==== Texto fornecido

A gente usa IA a todo momento hoje já. Os apps de câmera tem isso hoje de forma nativa; a seleção da “melhor foto” é por IA; aquela foto de lua que alguns celulares da Samsung tem nada mais é do que um .png da lua que a IA colocam ali e fazendo um baita de um tracking perfeito.

Argumenta-se também que isso “quebra a realidade”; ah galera... pessoal do Photoshop tá fazendo isso a tempos com fotos de casamentos e outra festas; tirar pessoas do fundo de foto é algo tão antigo desde a minha época do Orkut; os filtros que se usa no IG são por IA (para identificarem seu rosto); os exemplos são muitos e por isso você ser “contra tudo que for IA” é, me perdoem, retrógrado.

Além disso, é algo que eu vou ressaltar sempre. O problema não é o programa, é o programador. Se o programa é alimentado por roubos, alguém, um ser humano foi lá e disse pra roubar. A tecnologia não tem moral, o CEO e sócios da OpenIA tem. Reafirmo, argumentar colocando a moral à tecnologia, é antimarxista.

========

**Lista de tarefas**.
1. De acordo com o texto sobre IA, para que os filtros usados no IG recorrem à IA?
2. Indique se cada afirmação concorda com o texto sobre IA. (a) O problema está no programador, e não no programa. (b) A tecnologia tem moral própria. (c) A escolha da "melhor foto" é feita sem IA.
3. Dê prosseguimento ao texto sobre IA a partir da última frase apresentada.
As entradas não têm nenhum papel nesta parte.

==== Entradas fornecidas

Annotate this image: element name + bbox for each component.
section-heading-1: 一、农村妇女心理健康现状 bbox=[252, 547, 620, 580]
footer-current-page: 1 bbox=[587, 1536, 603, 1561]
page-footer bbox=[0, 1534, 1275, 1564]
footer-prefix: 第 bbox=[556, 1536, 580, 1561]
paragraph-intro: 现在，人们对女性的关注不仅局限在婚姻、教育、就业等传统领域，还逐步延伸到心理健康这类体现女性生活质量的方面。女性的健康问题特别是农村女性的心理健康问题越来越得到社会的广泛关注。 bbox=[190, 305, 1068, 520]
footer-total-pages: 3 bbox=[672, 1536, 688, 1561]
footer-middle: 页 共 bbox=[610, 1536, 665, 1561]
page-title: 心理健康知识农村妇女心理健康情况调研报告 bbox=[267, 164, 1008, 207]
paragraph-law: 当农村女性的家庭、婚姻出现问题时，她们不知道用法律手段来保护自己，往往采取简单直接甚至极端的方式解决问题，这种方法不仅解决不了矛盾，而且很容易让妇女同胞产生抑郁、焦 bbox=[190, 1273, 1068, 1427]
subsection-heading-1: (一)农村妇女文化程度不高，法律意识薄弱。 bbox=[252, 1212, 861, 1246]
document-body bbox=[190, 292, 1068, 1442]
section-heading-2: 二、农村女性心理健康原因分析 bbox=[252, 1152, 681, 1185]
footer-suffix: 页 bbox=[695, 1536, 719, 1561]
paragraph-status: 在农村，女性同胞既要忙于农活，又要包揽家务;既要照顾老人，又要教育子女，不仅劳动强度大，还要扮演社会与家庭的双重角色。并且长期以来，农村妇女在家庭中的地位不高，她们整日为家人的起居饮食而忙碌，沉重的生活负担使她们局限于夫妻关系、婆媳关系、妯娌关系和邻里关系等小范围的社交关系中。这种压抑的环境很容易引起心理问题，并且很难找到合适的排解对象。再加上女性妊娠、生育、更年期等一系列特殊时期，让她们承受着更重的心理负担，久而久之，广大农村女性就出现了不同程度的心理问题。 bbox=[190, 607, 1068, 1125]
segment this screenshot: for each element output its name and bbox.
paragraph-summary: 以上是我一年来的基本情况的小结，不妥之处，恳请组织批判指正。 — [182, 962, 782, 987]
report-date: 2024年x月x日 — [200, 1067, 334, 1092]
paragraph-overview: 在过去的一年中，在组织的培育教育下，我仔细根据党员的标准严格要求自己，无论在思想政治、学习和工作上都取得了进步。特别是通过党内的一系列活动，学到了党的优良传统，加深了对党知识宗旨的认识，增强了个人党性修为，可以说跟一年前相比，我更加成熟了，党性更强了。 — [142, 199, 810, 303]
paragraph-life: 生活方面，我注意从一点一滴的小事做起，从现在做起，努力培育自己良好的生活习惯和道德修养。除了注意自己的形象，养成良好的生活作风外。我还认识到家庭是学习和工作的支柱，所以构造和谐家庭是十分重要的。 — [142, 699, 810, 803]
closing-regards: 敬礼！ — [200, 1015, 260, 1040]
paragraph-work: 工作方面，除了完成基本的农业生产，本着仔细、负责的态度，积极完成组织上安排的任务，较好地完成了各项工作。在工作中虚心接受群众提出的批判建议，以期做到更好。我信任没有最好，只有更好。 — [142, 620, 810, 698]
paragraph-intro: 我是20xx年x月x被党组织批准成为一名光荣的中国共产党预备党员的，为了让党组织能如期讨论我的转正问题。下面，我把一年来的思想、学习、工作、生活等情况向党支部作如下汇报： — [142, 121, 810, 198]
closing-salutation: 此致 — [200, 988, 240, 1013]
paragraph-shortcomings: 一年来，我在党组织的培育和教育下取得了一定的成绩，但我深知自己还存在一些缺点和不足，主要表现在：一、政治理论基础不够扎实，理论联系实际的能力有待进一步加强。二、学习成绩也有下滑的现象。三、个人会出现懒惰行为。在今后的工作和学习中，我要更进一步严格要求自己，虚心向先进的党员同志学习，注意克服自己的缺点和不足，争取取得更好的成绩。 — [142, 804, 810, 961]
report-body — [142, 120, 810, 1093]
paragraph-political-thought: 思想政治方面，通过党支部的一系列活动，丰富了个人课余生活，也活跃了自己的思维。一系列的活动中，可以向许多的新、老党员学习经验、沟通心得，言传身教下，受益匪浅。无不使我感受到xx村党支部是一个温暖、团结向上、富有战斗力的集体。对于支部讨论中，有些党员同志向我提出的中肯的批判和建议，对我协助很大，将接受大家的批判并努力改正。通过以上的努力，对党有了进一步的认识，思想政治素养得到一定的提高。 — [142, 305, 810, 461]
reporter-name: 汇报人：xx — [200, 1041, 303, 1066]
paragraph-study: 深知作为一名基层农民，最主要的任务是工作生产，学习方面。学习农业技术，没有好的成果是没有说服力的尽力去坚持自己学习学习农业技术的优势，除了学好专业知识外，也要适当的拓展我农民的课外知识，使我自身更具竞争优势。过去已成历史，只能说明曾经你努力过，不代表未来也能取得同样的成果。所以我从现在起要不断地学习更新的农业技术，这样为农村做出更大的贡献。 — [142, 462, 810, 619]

========

**Respostas por item**.
1. Para identificar o rosto.

2.
(a) Sim: "O problema não é o programa, é o programador."
(b) Não: "A tecnologia não tem moral"
(c) Não: "a seleção da “melhor foto” é por IA"

3.
É por isso que afirmo, justificar o roubo dos seus dados para alimentação de IA baseado na MORAL do roubo, é guerra perdida. E se for assim, vamos perder MUITO; não na moral, mas em bens, serviços e proteção de dados pessoais. Tão guerra perdida que, hoje em dia, tem IA generativa de imagens cujo banco de dados foram usados por artistas que PERMITIRAM o uso para tal. E agora? Qual o argumento para “barrar as criações de IA”? É...

Se a moral não deve ser a vanguarda do debate, qual será?

Lembram do que eu falei de um Governo Federal? Vocês viram o show (de horrores) que o Senado dos EUA fizeram com os CEO do TikTok, Facebook e outras? E vocês lembram de quando a UE desceu a ordem sobre a Apple e o USB-C? O que eu quero dizer é que esses desgraçados de merda ditam e deliberam a regulamentação de praticamente tudo. E eles fazem isso baseado em interesses particulares da, olha só, elite.

O que eu quero dizer é que as empresas estão sambando em cima da falta de regulamentação (e fiscalização!!) quanto aos dados privados e usando isso ao seus interesses! E somente algo “acima” das empresas podem, de fato, nos proteger minimamente; uso “acima” entre aspas pois a gente sabe muito bem qualé a da democracia representativa burguesa; e aqui podem inserir o ABC Comunista.

Já falei que querer acabar com a tecnologia é retrógrado (e burrice, perdão); que ela vai aprender muito ainda e sair do vale da estranheza muito rápido; e que o argumento de inserir moral à tecnologia é fraco, qual deve ser o argumento norteador do debate e qual a sua vanguarda?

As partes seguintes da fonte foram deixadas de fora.